- **What needs to be done**:
Copy out all the records, word for word.

- **Extracted material**:
____

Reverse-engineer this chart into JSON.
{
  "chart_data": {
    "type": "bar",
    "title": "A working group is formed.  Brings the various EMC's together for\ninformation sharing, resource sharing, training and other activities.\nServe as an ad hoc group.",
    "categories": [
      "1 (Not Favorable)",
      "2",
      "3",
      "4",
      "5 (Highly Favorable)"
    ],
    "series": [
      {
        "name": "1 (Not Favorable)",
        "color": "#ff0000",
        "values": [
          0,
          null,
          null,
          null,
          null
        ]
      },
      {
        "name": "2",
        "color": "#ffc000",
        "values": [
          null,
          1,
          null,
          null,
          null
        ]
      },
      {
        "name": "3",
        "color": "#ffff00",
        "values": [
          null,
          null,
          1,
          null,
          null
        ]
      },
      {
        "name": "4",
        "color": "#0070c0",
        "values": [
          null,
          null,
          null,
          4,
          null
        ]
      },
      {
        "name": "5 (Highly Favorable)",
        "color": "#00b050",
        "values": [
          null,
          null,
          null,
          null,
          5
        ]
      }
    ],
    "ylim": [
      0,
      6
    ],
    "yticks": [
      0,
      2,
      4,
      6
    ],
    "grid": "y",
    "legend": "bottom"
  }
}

____

- **Task solution**:
Reverse-engineer this chart into JSON.
{
  "chart_data": {
    "type": "bar",
    "title": "A working group is formed.  Brings the various EMC's together for\ninformation sharing, resource sharing, training and other activities.\nServe as an ad hoc group.",
    "categories": [
      "1 (Not Favorable)",
      "2",
      "3",
      "4",
      "5 (Highly Favorable)"
    ],
    "series": [
      {
        "name": "1 (Not Favorable)",
        "color": "#ff0000",
        "values": [
          0,
          null,
          null,
          null,
          null
        ]
      },
      {
        "name": "2",
        "color": "#ffc000",
        "values": [
          null,
          1,
          null,
          null,
          null
        ]
      },
      {
        "name": "3",
        "color": "#ffff00",
        "values": [
          null,
          null,
          1,
          null,
          null
        ]
      },
      {
        "name": "4",
        "color": "#0070c0",
        "values": [
          null,
          null,
          null,
          4,
          null
        ]
      },
      {
        "name": "5 (Highly Favorable)",
        "color": "#00b050",
        "values": [
          null,
          null,
          null,
          null,
          5
        ]
      }
    ],
    "ylim": [
      0,
      6
    ],
    "yticks": [
      0,
      2,
      4,
      6
    ],
    "grid": "y",
    "legend": "bottom"
  }
}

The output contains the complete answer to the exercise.